INFORMATION PROVIDED:
● ● ● ● ●

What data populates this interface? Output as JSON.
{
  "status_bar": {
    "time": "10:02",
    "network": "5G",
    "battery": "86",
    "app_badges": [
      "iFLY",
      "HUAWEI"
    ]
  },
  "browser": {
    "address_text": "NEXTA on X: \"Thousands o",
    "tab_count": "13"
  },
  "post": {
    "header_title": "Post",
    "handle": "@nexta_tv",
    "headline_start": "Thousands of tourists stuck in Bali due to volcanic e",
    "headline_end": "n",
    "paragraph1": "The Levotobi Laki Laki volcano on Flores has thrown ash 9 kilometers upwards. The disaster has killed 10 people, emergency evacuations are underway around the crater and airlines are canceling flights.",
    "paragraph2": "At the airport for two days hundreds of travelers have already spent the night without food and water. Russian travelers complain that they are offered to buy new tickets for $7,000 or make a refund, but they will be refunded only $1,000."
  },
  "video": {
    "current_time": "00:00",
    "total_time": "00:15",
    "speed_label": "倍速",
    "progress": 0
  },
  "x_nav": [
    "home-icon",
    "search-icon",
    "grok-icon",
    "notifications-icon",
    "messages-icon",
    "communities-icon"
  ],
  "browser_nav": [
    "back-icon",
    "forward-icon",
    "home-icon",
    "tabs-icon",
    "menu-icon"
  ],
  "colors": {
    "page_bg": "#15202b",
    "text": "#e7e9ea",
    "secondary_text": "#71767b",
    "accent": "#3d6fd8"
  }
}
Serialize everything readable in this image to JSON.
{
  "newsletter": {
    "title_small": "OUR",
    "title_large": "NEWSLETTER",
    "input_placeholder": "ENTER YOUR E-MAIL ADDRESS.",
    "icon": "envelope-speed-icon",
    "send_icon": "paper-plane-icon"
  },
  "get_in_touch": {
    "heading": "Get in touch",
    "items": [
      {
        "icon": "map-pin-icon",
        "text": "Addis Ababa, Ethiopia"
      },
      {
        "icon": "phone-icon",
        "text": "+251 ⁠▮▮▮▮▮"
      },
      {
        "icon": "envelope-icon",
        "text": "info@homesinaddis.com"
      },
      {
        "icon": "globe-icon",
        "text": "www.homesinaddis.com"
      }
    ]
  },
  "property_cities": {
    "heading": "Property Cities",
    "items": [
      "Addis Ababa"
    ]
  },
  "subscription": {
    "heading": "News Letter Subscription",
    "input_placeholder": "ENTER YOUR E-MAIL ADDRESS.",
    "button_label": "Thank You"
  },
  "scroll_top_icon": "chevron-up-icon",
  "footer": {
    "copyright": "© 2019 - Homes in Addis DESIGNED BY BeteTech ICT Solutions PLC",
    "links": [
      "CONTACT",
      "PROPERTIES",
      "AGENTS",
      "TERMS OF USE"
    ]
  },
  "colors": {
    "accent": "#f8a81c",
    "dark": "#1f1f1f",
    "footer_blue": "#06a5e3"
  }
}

● ● ● ● ●

WHAT YOU HAVE TO DO:
Reproduce the listing above verbatim, from first line to last.

EXPECTED OUTPUT:
What data populates this interface? Output as JSON.
{
  "status_bar": {
    "time": "10:02",
    "network": "5G",
    "battery": "86",
    "app_badges": [
      "iFLY",
      "HUAWEI"
    ]
  },
  "browser": {
    "address_text": "NEXTA on X: \"Thousands o",
    "tab_count": "13"
  },
  "post": {
    "header_title": "Post",
    "handle": "@nexta_tv",
    "headline_start": "Thousands of tourists stuck in Bali due to volcanic e",
    "headline_end": "n",
    "paragraph1": "The Levotobi Laki Laki volcano on Flores has thrown ash 9 kilometers upwards. The disaster has killed 10 people, emergency evacuations are underway around the crater and airlines are canceling flights.",
    "paragraph2": "At the airport for two days hundreds of travelers have already spent the night without food and water. Russian travelers complain that they are offered to buy new tickets for $7,000 or make a refund, but they will be refunded only $1,000."
  },
  "video": {
    "current_time": "00:00",
    "total_time": "00:15",
    "speed_label": "倍速",
    "progress": 0
  },
  "x_nav": [
    "home-icon",
    "search-icon",
    "grok-icon",
    "notifications-icon",
    "messages-icon",
    "communities-icon"
  ],
  "browser_nav": [
    "back-icon",
    "forward-icon",
    "home-icon",
    "tabs-icon",
    "menu-icon"
  ],
  "colors": {
    "page_bg": "#15202b",
    "text": "#e7e9ea",
    "secondary_text": "#71767b",
    "accent": "#3d6fd8"
  }
}
Serialize everything readable in this image to JSON.
{
  "newsletter": {
    "title_small": "OUR",
    "title_large": "NEWSLETTER",
    "input_placeholder": "ENTER YOUR E-MAIL ADDRESS.",
    "icon": "envelope-speed-icon",
    "send_icon": "paper-plane-icon"
  },
  "get_in_touch": {
    "heading": "Get in touch",
    "items": [
      {
        "icon": "map-pin-icon",
        "text": "Addis Ababa, Ethiopia"
      },
      {
        "icon": "phone-icon",
        "text": "+251 ⁠▮▮▮▮▮"
      },
      {
        "icon": "envelope-icon",
        "text": "info@homesinaddis.com"
      },
      {
        "icon": "globe-icon",
        "text": "www.homesinaddis.com"
      }
    ]
  },
  "property_cities": {
    "heading": "Property Cities",
    "items": [
      "Addis Ababa"
    ]
  },
  "subscription": {
    "heading": "News Letter Subscription",
    "input_placeholder": "ENTER YOUR E-MAIL ADDRESS.",
    "button_label": "Thank You"
  },
  "scroll_top_icon": "chevron-up-icon",
  "footer": {
    "copyright": "© 2019 - Homes in Addis DESIGNED BY BeteTech ICT Solutions PLC",
    "links": [
      "CONTACT",
      "PROPERTIES",
      "AGENTS",
      "TERMS OF USE"
    ]
  },
  "colors": {
    "accent": "#f8a81c",
    "dark": "#1f1f1f",
    "footer_blue": "#06a5e3"
  }
}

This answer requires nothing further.